===== Supplied material =====

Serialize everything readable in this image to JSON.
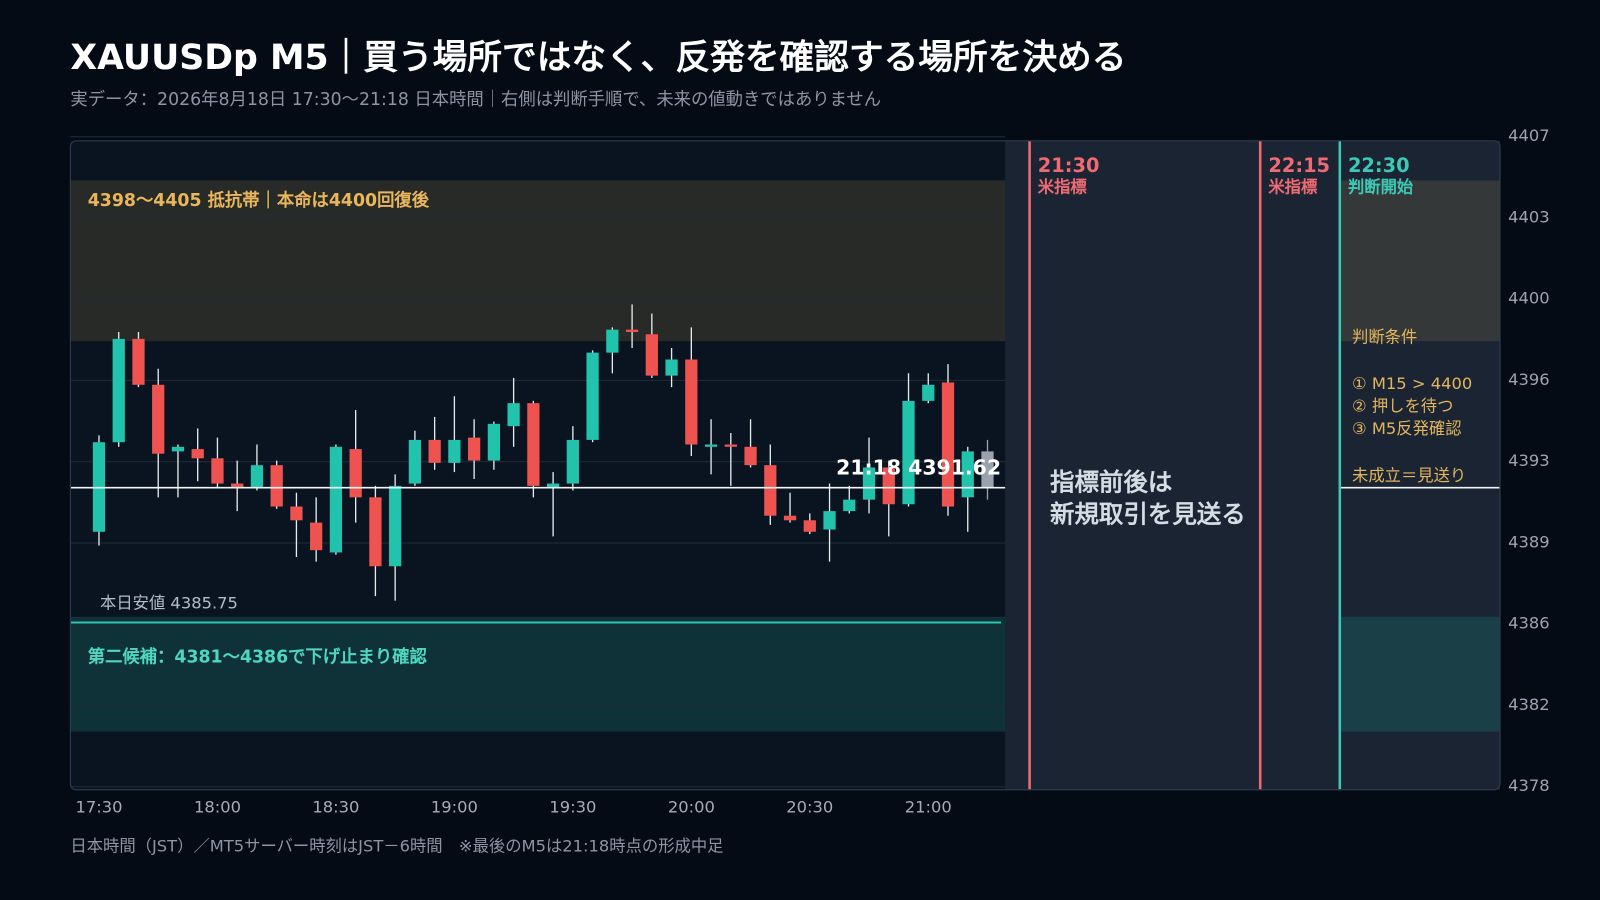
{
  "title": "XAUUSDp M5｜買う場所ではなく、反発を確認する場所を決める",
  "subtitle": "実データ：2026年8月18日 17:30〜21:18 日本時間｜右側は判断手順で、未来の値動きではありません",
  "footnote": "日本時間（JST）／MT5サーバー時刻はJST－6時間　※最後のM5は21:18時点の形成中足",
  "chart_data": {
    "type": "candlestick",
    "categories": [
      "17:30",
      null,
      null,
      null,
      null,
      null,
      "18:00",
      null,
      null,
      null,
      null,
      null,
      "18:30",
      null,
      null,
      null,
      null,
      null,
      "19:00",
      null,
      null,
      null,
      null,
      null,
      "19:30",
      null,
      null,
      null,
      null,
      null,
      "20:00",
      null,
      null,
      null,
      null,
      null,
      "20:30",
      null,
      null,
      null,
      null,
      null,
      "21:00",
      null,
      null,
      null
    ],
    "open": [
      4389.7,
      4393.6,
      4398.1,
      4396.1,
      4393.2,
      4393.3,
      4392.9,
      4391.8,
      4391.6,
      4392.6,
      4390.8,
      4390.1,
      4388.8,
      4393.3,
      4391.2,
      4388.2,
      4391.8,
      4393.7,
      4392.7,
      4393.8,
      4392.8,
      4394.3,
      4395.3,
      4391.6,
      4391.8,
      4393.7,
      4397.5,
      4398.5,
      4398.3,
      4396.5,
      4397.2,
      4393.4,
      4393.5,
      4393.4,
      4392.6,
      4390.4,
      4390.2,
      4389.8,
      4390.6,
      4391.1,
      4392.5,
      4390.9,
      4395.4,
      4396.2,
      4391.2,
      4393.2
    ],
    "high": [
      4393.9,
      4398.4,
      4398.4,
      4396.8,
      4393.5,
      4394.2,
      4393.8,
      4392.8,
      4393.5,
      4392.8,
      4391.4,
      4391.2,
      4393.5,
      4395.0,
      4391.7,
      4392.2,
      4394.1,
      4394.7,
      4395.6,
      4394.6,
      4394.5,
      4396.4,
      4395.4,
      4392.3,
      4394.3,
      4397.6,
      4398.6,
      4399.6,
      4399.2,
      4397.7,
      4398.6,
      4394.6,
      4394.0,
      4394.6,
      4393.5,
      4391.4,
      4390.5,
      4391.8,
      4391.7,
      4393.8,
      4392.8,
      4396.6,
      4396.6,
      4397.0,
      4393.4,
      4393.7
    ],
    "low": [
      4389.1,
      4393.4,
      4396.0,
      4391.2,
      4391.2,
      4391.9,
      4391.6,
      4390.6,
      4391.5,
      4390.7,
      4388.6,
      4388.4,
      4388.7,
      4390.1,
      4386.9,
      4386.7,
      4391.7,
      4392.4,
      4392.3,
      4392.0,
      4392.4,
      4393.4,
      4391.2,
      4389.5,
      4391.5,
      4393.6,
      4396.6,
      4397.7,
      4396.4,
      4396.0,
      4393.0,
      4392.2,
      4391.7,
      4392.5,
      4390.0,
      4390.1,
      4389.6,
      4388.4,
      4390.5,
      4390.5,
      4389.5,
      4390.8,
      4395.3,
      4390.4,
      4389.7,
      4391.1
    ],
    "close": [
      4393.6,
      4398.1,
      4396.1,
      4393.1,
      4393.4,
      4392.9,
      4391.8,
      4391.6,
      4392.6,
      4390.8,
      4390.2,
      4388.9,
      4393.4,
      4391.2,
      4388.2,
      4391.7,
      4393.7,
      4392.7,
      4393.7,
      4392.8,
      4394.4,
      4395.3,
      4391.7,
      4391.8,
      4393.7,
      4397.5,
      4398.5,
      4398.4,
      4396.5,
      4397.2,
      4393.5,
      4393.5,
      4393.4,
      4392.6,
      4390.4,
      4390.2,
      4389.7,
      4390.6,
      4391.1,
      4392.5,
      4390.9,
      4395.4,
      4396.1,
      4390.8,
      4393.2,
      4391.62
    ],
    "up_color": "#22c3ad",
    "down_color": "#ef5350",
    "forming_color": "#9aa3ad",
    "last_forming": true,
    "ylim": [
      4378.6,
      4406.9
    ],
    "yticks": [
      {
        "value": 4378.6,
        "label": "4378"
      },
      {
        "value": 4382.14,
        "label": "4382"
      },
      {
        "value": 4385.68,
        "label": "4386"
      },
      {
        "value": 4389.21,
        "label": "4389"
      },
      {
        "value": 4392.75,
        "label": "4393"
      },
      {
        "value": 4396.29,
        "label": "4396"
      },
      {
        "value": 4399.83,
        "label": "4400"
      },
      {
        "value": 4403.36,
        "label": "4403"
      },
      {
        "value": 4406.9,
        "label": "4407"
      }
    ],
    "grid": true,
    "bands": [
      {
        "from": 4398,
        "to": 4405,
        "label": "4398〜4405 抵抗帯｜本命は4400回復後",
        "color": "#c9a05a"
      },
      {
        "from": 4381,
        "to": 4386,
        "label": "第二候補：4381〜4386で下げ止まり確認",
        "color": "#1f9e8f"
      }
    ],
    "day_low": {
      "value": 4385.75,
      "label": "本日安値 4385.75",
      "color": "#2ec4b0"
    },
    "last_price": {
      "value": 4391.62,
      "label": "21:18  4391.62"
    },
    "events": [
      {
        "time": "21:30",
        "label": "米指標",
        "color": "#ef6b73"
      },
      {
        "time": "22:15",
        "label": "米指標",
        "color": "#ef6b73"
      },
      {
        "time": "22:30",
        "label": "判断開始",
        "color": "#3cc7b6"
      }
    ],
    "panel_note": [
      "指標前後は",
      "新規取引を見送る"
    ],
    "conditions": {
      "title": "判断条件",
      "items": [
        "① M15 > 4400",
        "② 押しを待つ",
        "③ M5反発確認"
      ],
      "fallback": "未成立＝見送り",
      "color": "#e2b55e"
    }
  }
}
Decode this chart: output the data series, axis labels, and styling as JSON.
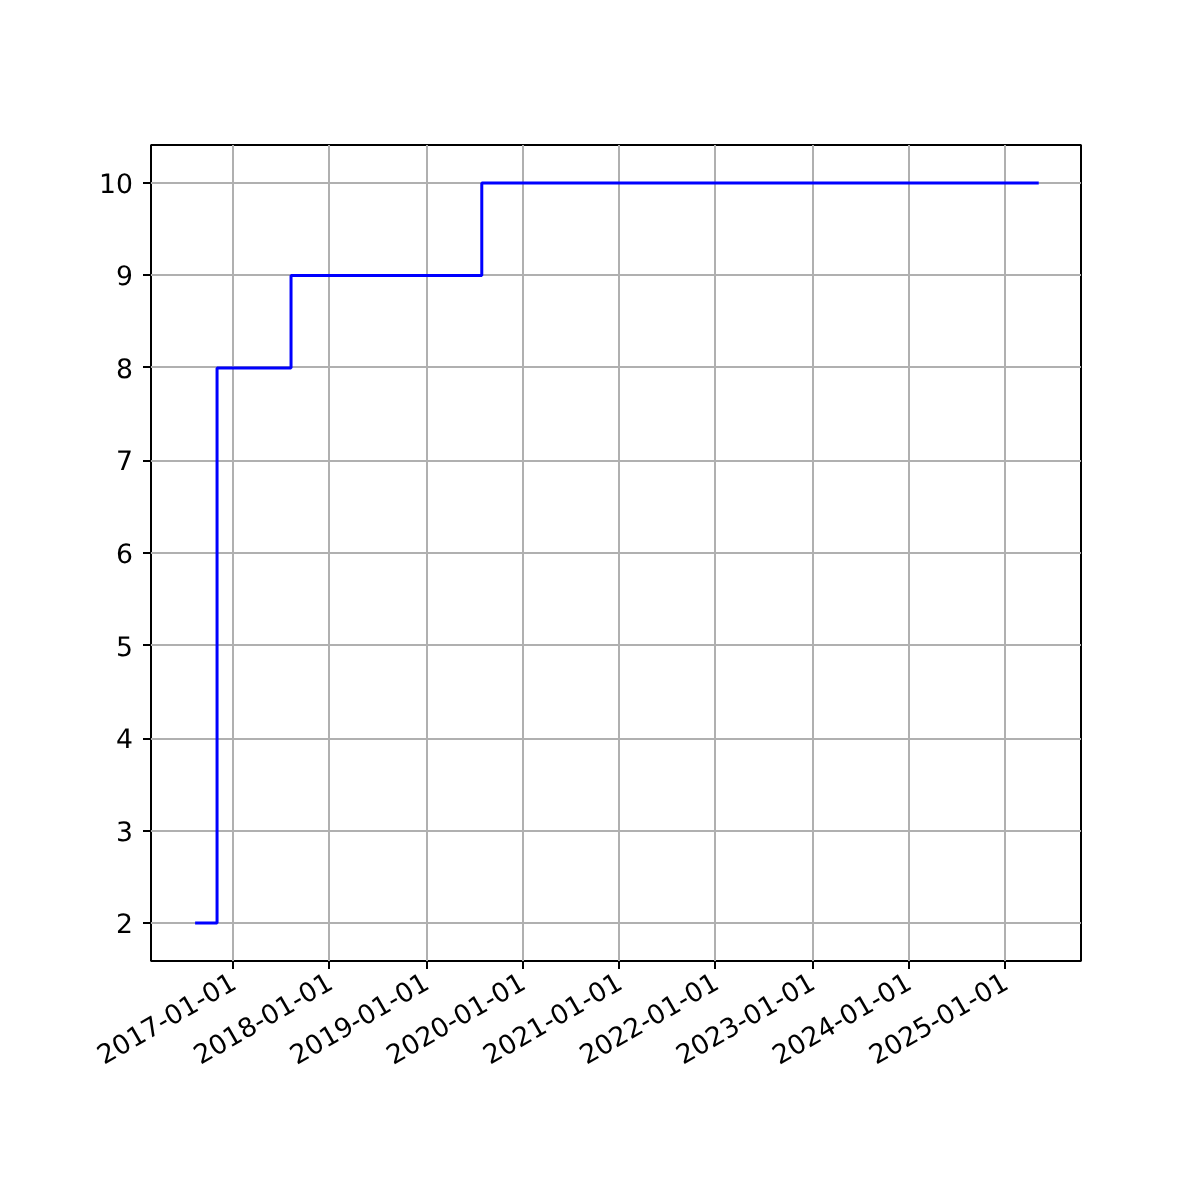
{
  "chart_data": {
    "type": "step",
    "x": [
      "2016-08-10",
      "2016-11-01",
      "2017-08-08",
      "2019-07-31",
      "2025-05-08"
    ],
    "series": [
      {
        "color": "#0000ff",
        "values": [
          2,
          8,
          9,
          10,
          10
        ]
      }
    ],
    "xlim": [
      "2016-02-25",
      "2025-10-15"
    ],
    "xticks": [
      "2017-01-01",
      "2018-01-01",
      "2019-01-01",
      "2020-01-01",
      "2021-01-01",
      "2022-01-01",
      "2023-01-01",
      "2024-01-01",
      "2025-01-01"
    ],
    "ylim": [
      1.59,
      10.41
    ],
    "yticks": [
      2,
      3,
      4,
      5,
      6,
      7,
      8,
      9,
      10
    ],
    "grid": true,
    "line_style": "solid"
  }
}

=====

● **Directions**
All the lines above are to be given again exactly as they read, with the pictures removed.

● **The response**
Serialize everything readable in this image to JSON.
{
  "title": "XAUUSDp M5｜買う場所ではなく、反発を確認する場所を決める",
  "subtitle": "実データ：2026年8月18日 17:30〜21:18 日本時間｜右側は判断手順で、未来の値動きではありません",
  "footnote": "日本時間（JST）／MT5サーバー時刻はJST－6時間　※最後のM5は21:18時点の形成中足",
  "chart_data": {
    "type": "candlestick",
    "categories": [
      "17:30",
      null,
      null,
      null,
      null,
      null,
      "18:00",
      null,
      null,
      null,
      null,
      null,
      "18:30",
      null,
      null,
      null,
      null,
      null,
      "19:00",
      null,
      null,
      null,
      null,
      null,
      "19:30",
      null,
      null,
      null,
      null,
      null,
      "20:00",
      null,
      null,
      null,
      null,
      null,
      "20:30",
      null,
      null,
      null,
      null,
      null,
      "21:00",
      null,
      null,
      null
    ],
    "open": [
      4389.7,
      4393.6,
      4398.1,
      4396.1,
      4393.2,
      4393.3,
      4392.9,
      4391.8,
      4391.6,
      4392.6,
      4390.8,
      4390.1,
      4388.8,
      4393.3,
      4391.2,
      4388.2,
      4391.8,
      4393.7,
      4392.7,
      4393.8,
      4392.8,
      4394.3,
      4395.3,
      4391.6,
      4391.8,
      4393.7,
      4397.5,
      4398.5,
      4398.3,
      4396.5,
      4397.2,
      4393.4,
      4393.5,
      4393.4,
      4392.6,
      4390.4,
      4390.2,
      4389.8,
      4390.6,
      4391.1,
      4392.5,
      4390.9,
      4395.4,
      4396.2,
      4391.2,
      4393.2
    ],
    "high": [
      4393.9,
      4398.4,
      4398.4,
      4396.8,
      4393.5,
      4394.2,
      4393.8,
      4392.8,
      4393.5,
      4392.8,
      4391.4,
      4391.2,
      4393.5,
      4395.0,
      4391.7,
      4392.2,
      4394.1,
      4394.7,
      4395.6,
      4394.6,
      4394.5,
      4396.4,
      4395.4,
      4392.3,
      4394.3,
      4397.6,
      4398.6,
      4399.6,
      4399.2,
      4397.7,
      4398.6,
      4394.6,
      4394.0,
      4394.6,
      4393.5,
      4391.4,
      4390.5,
      4391.8,
      4391.7,
      4393.8,
      4392.8,
      4396.6,
      4396.6,
      4397.0,
      4393.4,
      4393.7
    ],
    "low": [
      4389.1,
      4393.4,
      4396.0,
      4391.2,
      4391.2,
      4391.9,
      4391.6,
      4390.6,
      4391.5,
      4390.7,
      4388.6,
      4388.4,
      4388.7,
      4390.1,
      4386.9,
      4386.7,
      4391.7,
      4392.4,
      4392.3,
      4392.0,
      4392.4,
      4393.4,
      4391.2,
      4389.5,
      4391.5,
      4393.6,
      4396.6,
      4397.7,
      4396.4,
      4396.0,
      4393.0,
      4392.2,
      4391.7,
      4392.5,
      4390.0,
      4390.1,
      4389.6,
      4388.4,
      4390.5,
      4390.5,
      4389.5,
      4390.8,
      4395.3,
      4390.4,
      4389.7,
      4391.1
    ],
    "close": [
      4393.6,
      4398.1,
      4396.1,
      4393.1,
      4393.4,
      4392.9,
      4391.8,
      4391.6,
      4392.6,
      4390.8,
      4390.2,
      4388.9,
      4393.4,
      4391.2,
      4388.2,
      4391.7,
      4393.7,
      4392.7,
      4393.7,
      4392.8,
      4394.4,
      4395.3,
      4391.7,
      4391.8,
      4393.7,
      4397.5,
      4398.5,
      4398.4,
      4396.5,
      4397.2,
      4393.5,
      4393.5,
      4393.4,
      4392.6,
      4390.4,
      4390.2,
      4389.7,
      4390.6,
      4391.1,
      4392.5,
      4390.9,
      4395.4,
      4396.1,
      4390.8,
      4393.2,
      4391.62
    ],
    "up_color": "#22c3ad",
    "down_color": "#ef5350",
    "forming_color": "#9aa3ad",
    "last_forming": true,
    "ylim": [
      4378.6,
      4406.9
    ],
    "yticks": [
      {
        "value": 4378.6,
        "label": "4378"
      },
      {
        "value": 4382.14,
        "label": "4382"
      },
      {
        "value": 4385.68,
        "label": "4386"
      },
      {
        "value": 4389.21,
        "label": "4389"
      },
      {
        "value": 4392.75,
        "label": "4393"
      },
      {
        "value": 4396.29,
        "label": "4396"
      },
      {
        "value": 4399.83,
        "label": "4400"
      },
      {
        "value": 4403.36,
        "label": "4403"
      },
      {
        "value": 4406.9,
        "label": "4407"
      }
    ],
    "grid": true,
    "bands": [
      {
        "from": 4398,
        "to": 4405,
        "label": "4398〜4405 抵抗帯｜本命は4400回復後",
        "color": "#c9a05a"
      },
      {
        "from": 4381,
        "to": 4386,
        "label": "第二候補：4381〜4386で下げ止まり確認",
        "color": "#1f9e8f"
      }
    ],
    "day_low": {
      "value": 4385.75,
      "label": "本日安値 4385.75",
      "color": "#2ec4b0"
    },
    "last_price": {
      "value": 4391.62,
      "label": "21:18  4391.62"
    },
    "events": [
      {
        "time": "21:30",
        "label": "米指標",
        "color": "#ef6b73"
      },
      {
        "time": "22:15",
        "label": "米指標",
        "color": "#ef6b73"
      },
      {
        "time": "22:30",
        "label": "判断開始",
        "color": "#3cc7b6"
      }
    ],
    "panel_note": [
      "指標前後は",
      "新規取引を見送る"
    ],
    "conditions": {
      "title": "判断条件",
      "items": [
        "① M15 > 4400",
        "② 押しを待つ",
        "③ M5反発確認"
      ],
      "fallback": "未成立＝見送り",
      "color": "#e2b55e"
    }
  }
}
Decode this chart: output the data series, axis labels, and styling as JSON.
{
  "chart_data": {
    "type": "step",
    "x": [
      "2016-08-10",
      "2016-11-01",
      "2017-08-08",
      "2019-07-31",
      "2025-05-08"
    ],
    "series": [
      {
        "color": "#0000ff",
        "values": [
          2,
          8,
          9,
          10,
          10
        ]
      }
    ],
    "xlim": [
      "2016-02-25",
      "2025-10-15"
    ],
    "xticks": [
      "2017-01-01",
      "2018-01-01",
      "2019-01-01",
      "2020-01-01",
      "2021-01-01",
      "2022-01-01",
      "2023-01-01",
      "2024-01-01",
      "2025-01-01"
    ],
    "ylim": [
      1.59,
      10.41
    ],
    "yticks": [
      2,
      3,
      4,
      5,
      6,
      7,
      8,
      9,
      10
    ],
    "grid": true,
    "line_style": "solid"
  }
}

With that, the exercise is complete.